_Entries shown_

**********

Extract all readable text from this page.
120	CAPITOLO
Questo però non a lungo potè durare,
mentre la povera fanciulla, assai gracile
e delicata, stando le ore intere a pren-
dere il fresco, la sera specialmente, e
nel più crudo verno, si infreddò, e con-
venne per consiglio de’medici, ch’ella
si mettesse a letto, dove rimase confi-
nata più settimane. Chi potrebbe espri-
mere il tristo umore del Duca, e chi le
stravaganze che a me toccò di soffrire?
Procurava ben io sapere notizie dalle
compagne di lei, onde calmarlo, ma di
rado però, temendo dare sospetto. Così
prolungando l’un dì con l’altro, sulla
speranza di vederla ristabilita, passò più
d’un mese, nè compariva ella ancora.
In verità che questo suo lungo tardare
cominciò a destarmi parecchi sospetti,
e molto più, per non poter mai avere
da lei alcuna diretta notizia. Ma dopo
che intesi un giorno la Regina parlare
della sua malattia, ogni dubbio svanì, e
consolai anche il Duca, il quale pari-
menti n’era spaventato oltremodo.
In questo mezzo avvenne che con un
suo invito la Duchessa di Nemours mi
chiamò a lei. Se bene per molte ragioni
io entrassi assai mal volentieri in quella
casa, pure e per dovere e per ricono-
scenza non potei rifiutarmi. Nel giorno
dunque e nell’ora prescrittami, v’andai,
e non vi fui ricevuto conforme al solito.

**********

_Your task_
Restate every line of the data word for word.

_Solved problem_
Extract all readable text from this page.
120	CAPITOLO
Questo però non a lungo potè durare,
mentre la povera fanciulla, assai gracile
e delicata, stando le ore intere a pren-
dere il fresco, la sera specialmente, e
nel più crudo verno, si infreddò, e con-
venne per consiglio de’medici, ch’ella
si mettesse a letto, dove rimase confi-
nata più settimane. Chi potrebbe espri-
mere il tristo umore del Duca, e chi le
stravaganze che a me toccò di soffrire?
Procurava ben io sapere notizie dalle
compagne di lei, onde calmarlo, ma di
rado però, temendo dare sospetto. Così
prolungando l’un dì con l’altro, sulla
speranza di vederla ristabilita, passò più
d’un mese, nè compariva ella ancora.
In verità che questo suo lungo tardare
cominciò a destarmi parecchi sospetti,
e molto più, per non poter mai avere
da lei alcuna diretta notizia. Ma dopo
che intesi un giorno la Regina parlare
della sua malattia, ogni dubbio svanì, e
consolai anche il Duca, il quale pari-
menti n’era spaventato oltremodo.
In questo mezzo avvenne che con un
suo invito la Duchessa di Nemours mi
chiamò a lei. Se bene per molte ragioni
io entrassi assai mal volentieri in quella
casa, pure e per dovere e per ricono-
scenza non potei rifiutarmi. Nel giorno
dunque e nell’ora prescrittami, v’andai,
e non vi fui ricevuto conforme al solito.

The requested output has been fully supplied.